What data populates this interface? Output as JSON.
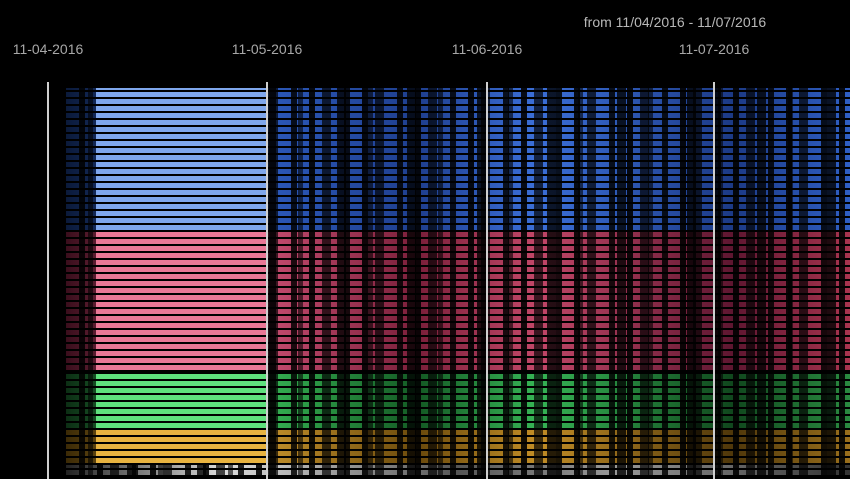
{
  "header": {
    "range": "from 11/04/2016 - 11/07/2016"
  },
  "axis": {
    "ticks": [
      "11-04-2016",
      "11-05-2016",
      "11-06-2016",
      "11-07-2016"
    ]
  }
}
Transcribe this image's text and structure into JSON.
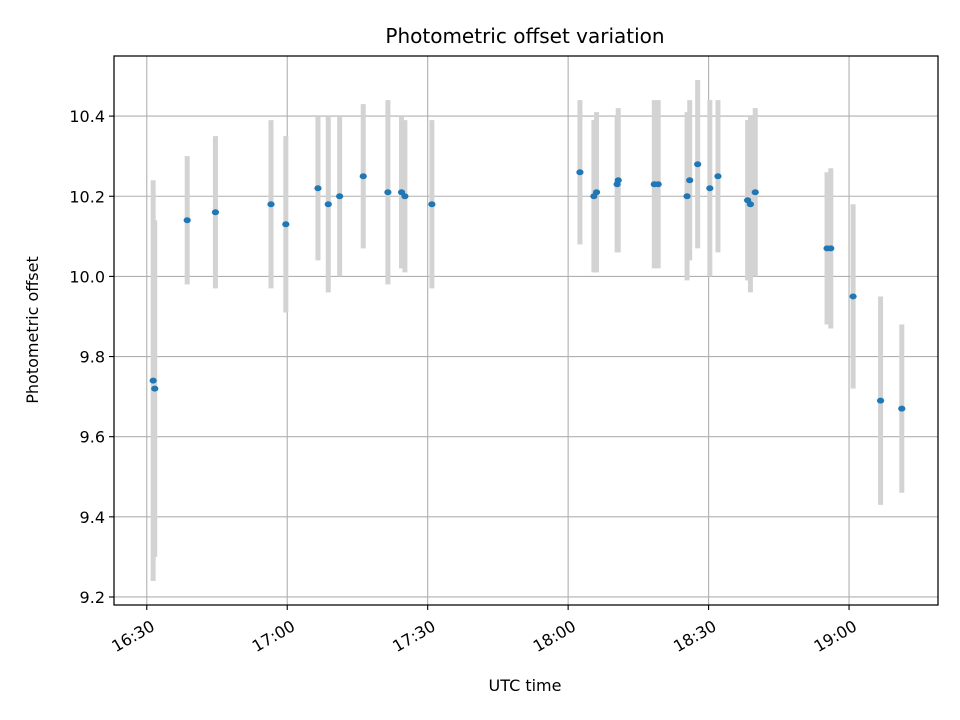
{
  "chart_data": {
    "type": "scatter",
    "title": "Photometric offset variation",
    "xlabel": "UTC time",
    "ylabel": "Photometric offset",
    "x_range": [
      "16:23",
      "19:19"
    ],
    "ylim": [
      9.18,
      10.55
    ],
    "x_ticks": [
      "16:30",
      "17:00",
      "17:30",
      "18:00",
      "18:30",
      "19:00"
    ],
    "y_ticks": [
      9.2,
      9.4,
      9.6,
      9.8,
      10.0,
      10.2,
      10.4
    ],
    "y_tick_labels": [
      "9.2",
      "9.4",
      "9.6",
      "9.8",
      "10.0",
      "10.2",
      "10.4"
    ],
    "grid": true,
    "point_color": "#1f77b4",
    "errorbar_color": "#d3d3d3",
    "points": [
      {
        "x": "16:31:22",
        "y": 9.74,
        "yerr": 0.5
      },
      {
        "x": "16:31:42",
        "y": 9.72,
        "yerr": 0.42
      },
      {
        "x": "16:38:38",
        "y": 10.14,
        "yerr": 0.16
      },
      {
        "x": "16:44:40",
        "y": 10.16,
        "yerr": 0.19
      },
      {
        "x": "16:56:32",
        "y": 10.18,
        "yerr": 0.21
      },
      {
        "x": "16:59:42",
        "y": 10.13,
        "yerr": 0.22
      },
      {
        "x": "17:06:34",
        "y": 10.22,
        "yerr": 0.18
      },
      {
        "x": "17:08:46",
        "y": 10.18,
        "yerr": 0.22
      },
      {
        "x": "17:11:12",
        "y": 10.2,
        "yerr": 0.2
      },
      {
        "x": "17:16:14",
        "y": 10.25,
        "yerr": 0.18
      },
      {
        "x": "17:21:30",
        "y": 10.21,
        "yerr": 0.23
      },
      {
        "x": "17:24:25",
        "y": 10.21,
        "yerr": 0.19
      },
      {
        "x": "17:25:08",
        "y": 10.2,
        "yerr": 0.19
      },
      {
        "x": "17:30:54",
        "y": 10.18,
        "yerr": 0.21
      },
      {
        "x": "18:02:31",
        "y": 10.26,
        "yerr": 0.18
      },
      {
        "x": "18:05:30",
        "y": 10.2,
        "yerr": 0.19
      },
      {
        "x": "18:06:04",
        "y": 10.21,
        "yerr": 0.2
      },
      {
        "x": "18:10:28",
        "y": 10.23,
        "yerr": 0.17
      },
      {
        "x": "18:10:42",
        "y": 10.24,
        "yerr": 0.18
      },
      {
        "x": "18:18:24",
        "y": 10.23,
        "yerr": 0.21
      },
      {
        "x": "18:19:14",
        "y": 10.23,
        "yerr": 0.21
      },
      {
        "x": "18:25:24",
        "y": 10.2,
        "yerr": 0.21
      },
      {
        "x": "18:25:58",
        "y": 10.24,
        "yerr": 0.2
      },
      {
        "x": "18:27:40",
        "y": 10.28,
        "yerr": 0.21
      },
      {
        "x": "18:30:16",
        "y": 10.22,
        "yerr": 0.22
      },
      {
        "x": "18:32:00",
        "y": 10.25,
        "yerr": 0.19
      },
      {
        "x": "18:38:20",
        "y": 10.19,
        "yerr": 0.2
      },
      {
        "x": "18:38:56",
        "y": 10.18,
        "yerr": 0.22
      },
      {
        "x": "18:39:58",
        "y": 10.21,
        "yerr": 0.21
      },
      {
        "x": "18:55:18",
        "y": 10.07,
        "yerr": 0.19
      },
      {
        "x": "18:56:06",
        "y": 10.07,
        "yerr": 0.2
      },
      {
        "x": "19:00:52",
        "y": 9.95,
        "yerr": 0.23
      },
      {
        "x": "19:06:44",
        "y": 9.69,
        "yerr": 0.26
      },
      {
        "x": "19:11:16",
        "y": 9.67,
        "yerr": 0.21
      }
    ]
  }
}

* * * * *

■ Set task ■
Find every line that has "Photometric" in it, then return those lines.

■ Correct response ■
    "title": "Photometric offset variation",
    "ylabel": "Photometric offset",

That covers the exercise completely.